Type out every line below exactly as it reads.

[Source data]
<<<<

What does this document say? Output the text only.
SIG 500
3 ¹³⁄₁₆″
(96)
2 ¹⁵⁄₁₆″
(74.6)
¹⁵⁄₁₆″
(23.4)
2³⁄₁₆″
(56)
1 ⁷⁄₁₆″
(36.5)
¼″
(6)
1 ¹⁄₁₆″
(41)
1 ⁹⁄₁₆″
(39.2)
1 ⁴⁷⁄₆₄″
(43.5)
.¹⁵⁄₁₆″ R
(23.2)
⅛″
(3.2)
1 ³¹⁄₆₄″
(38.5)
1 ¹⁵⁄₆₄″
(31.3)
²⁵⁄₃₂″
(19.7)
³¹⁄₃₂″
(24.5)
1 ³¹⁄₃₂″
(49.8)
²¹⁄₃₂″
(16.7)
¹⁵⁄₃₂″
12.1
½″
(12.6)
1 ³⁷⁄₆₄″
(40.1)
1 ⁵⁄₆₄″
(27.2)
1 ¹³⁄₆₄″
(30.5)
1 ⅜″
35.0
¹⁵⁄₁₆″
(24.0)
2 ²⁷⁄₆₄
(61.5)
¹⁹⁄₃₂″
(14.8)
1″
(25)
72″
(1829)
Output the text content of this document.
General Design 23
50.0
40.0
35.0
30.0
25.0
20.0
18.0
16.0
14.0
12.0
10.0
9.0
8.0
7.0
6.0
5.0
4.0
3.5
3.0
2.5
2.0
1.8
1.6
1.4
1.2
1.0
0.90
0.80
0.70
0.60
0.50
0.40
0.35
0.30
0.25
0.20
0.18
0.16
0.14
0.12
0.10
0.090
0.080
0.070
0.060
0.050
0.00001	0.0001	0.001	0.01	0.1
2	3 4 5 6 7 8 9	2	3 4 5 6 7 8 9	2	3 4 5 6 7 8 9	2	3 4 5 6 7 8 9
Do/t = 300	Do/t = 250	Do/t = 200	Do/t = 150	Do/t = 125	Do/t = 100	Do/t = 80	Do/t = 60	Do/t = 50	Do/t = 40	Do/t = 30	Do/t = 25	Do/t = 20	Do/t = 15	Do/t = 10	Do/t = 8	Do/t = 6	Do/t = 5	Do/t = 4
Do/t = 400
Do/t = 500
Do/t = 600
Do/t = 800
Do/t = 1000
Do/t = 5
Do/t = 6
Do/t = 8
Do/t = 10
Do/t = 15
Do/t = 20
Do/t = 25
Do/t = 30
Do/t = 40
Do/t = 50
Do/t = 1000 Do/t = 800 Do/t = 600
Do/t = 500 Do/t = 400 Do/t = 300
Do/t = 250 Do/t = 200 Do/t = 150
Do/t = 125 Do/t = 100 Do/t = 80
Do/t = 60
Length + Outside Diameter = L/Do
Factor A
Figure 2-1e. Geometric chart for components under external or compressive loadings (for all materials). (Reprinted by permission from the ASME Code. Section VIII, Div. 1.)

>>>>

SOLUTION TO THIS EXERCISE »
What does this document say? Output the text only.
SIG 500
3 ¹³⁄₁₆″
(96)
2 ¹⁵⁄₁₆″
(74.6)
¹⁵⁄₁₆″
(23.4)
2³⁄₁₆″
(56)
1 ⁷⁄₁₆″
(36.5)
¼″
(6)
1 ¹⁄₁₆″
(41)
1 ⁹⁄₁₆″
(39.2)
1 ⁴⁷⁄₆₄″
(43.5)
.¹⁵⁄₁₆″ R
(23.2)
⅛″
(3.2)
1 ³¹⁄₆₄″
(38.5)
1 ¹⁵⁄₆₄″
(31.3)
²⁵⁄₃₂″
(19.7)
³¹⁄₃₂″
(24.5)
1 ³¹⁄₃₂″
(49.8)
²¹⁄₃₂″
(16.7)
¹⁵⁄₃₂″
12.1
½″
(12.6)
1 ³⁷⁄₆₄″
(40.1)
1 ⁵⁄₆₄″
(27.2)
1 ¹³⁄₆₄″
(30.5)
1 ⅜″
35.0
¹⁵⁄₁₆″
(24.0)
2 ²⁷⁄₆₄
(61.5)
¹⁹⁄₃₂″
(14.8)
1″
(25)
72″
(1829)
Output the text content of this document.
General Design 23
50.0
40.0
35.0
30.0
25.0
20.0
18.0
16.0
14.0
12.0
10.0
9.0
8.0
7.0
6.0
5.0
4.0
3.5
3.0
2.5
2.0
1.8
1.6
1.4
1.2
1.0
0.90
0.80
0.70
0.60
0.50
0.40
0.35
0.30
0.25
0.20
0.18
0.16
0.14
0.12
0.10
0.090
0.080
0.070
0.060
0.050
0.00001	0.0001	0.001	0.01	0.1
2	3 4 5 6 7 8 9	2	3 4 5 6 7 8 9	2	3 4 5 6 7 8 9	2	3 4 5 6 7 8 9
Do/t = 300	Do/t = 250	Do/t = 200	Do/t = 150	Do/t = 125	Do/t = 100	Do/t = 80	Do/t = 60	Do/t = 50	Do/t = 40	Do/t = 30	Do/t = 25	Do/t = 20	Do/t = 15	Do/t = 10	Do/t = 8	Do/t = 6	Do/t = 5	Do/t = 4
Do/t = 400
Do/t = 500
Do/t = 600
Do/t = 800
Do/t = 1000
Do/t = 5
Do/t = 6
Do/t = 8
Do/t = 10
Do/t = 15
Do/t = 20
Do/t = 25
Do/t = 30
Do/t = 40
Do/t = 50
Do/t = 1000 Do/t = 800 Do/t = 600
Do/t = 500 Do/t = 400 Do/t = 300
Do/t = 250 Do/t = 200 Do/t = 150
Do/t = 125 Do/t = 100 Do/t = 80
Do/t = 60
Length + Outside Diameter = L/Do
Factor A
Figure 2-1e. Geometric chart for components under external or compressive loadings (for all materials). (Reprinted by permission from the ASME Code. Section VIII, Div. 1.)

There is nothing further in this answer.